Curiosity
Flow diagram showing Ticket.Body, text segments, and Vector index with arrows and a network-pattern background.

Sentence embeddings

Embeddings are the foundation. Each text field you mark as vector-indexed gets encoded into a dense vector and stored in an approximate nearest-neighbour (ANN) index. Two nodes with similar vectors are semantically similar.


Built-in models:

Model Max tokens Best for
MiniLM 256 Fast, low-RAM, good for short fields
ArcticXS 512 Higher recall, default for new indexes
External (OpenAI-compatible) 4096 Highest quality, text leaves your network

Register a vector index in code:

await Graph.Indexes.AddSentenceEmbeddingsIndexAsync(
    nodeType:  N.Ticket.Type,
    fieldName: N.Ticket.Body,
    model:     SentenceEncoderModel.ArcticXS);

Or enable it in Settings → Search → Indexes without writing code.

|---|

* [What you will do]:
• A. In the sentence embeddings text, which built-in model is the default for new indexes?
• B. Extend the sentence embeddings text, picking up after its final sentence.

* [Stored data entries]:
|---|

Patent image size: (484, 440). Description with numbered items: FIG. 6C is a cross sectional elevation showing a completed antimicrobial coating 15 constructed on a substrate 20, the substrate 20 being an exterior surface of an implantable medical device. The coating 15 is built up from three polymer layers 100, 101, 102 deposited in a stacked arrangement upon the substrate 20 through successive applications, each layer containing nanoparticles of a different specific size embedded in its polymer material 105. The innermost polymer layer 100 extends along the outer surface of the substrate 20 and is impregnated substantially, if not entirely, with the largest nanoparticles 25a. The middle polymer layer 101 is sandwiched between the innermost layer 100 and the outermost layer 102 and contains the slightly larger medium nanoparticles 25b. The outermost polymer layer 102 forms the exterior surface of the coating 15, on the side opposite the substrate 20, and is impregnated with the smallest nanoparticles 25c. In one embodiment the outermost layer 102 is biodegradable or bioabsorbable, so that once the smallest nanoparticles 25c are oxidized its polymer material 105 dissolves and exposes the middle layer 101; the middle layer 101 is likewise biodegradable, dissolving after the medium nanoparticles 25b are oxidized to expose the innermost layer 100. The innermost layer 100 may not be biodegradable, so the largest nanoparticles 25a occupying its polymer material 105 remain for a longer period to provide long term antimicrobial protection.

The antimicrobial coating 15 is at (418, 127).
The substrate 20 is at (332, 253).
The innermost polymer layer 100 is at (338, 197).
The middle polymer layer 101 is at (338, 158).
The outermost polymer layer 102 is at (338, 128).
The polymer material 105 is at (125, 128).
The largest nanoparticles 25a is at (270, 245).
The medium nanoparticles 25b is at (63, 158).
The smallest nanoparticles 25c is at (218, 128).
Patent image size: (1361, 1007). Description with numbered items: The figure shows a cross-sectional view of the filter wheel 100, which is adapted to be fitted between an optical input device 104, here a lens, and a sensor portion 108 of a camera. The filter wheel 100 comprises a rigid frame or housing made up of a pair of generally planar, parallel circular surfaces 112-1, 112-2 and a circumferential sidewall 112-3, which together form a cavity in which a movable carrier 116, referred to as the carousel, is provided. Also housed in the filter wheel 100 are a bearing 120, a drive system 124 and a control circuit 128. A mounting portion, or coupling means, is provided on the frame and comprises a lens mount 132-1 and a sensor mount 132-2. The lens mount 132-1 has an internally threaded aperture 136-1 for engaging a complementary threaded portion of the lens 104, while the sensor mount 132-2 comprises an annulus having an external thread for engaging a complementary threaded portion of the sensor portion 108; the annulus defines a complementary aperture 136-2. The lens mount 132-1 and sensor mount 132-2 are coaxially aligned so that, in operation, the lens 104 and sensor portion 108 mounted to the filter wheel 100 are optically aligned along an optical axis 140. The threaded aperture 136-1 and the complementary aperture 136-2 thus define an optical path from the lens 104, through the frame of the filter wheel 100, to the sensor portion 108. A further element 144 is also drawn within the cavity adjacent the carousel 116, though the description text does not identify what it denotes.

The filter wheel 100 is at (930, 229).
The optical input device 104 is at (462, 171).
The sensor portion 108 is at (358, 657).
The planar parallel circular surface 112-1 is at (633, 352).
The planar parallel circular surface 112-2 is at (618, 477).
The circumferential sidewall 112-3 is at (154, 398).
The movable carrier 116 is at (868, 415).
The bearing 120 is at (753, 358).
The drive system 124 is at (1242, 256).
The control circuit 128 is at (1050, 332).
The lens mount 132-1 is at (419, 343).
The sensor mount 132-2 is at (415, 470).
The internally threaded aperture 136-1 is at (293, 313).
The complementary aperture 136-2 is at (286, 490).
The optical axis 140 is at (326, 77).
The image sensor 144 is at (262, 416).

|---|

* [Answers to the exercises]:
• A. ArcticXS

• B.
Find similar nodes by text:

var query = await Q().StartAtSimilarTextAsync(
    "battery drain overnight", count: 10, nodeTypes: new[] { N.Ticket.Type });

return query.EmitWithScores();

Find neighbours of a known node:

return Q().StartAt(seedUID)
          .Similar(indexUID: ticketBodyIndex, count: 10)
          .EmitWithScores();

EmitWithScores() is the only emitter that keeps the similarity score — you need it to rank and explain. The next steps build on these two lookups.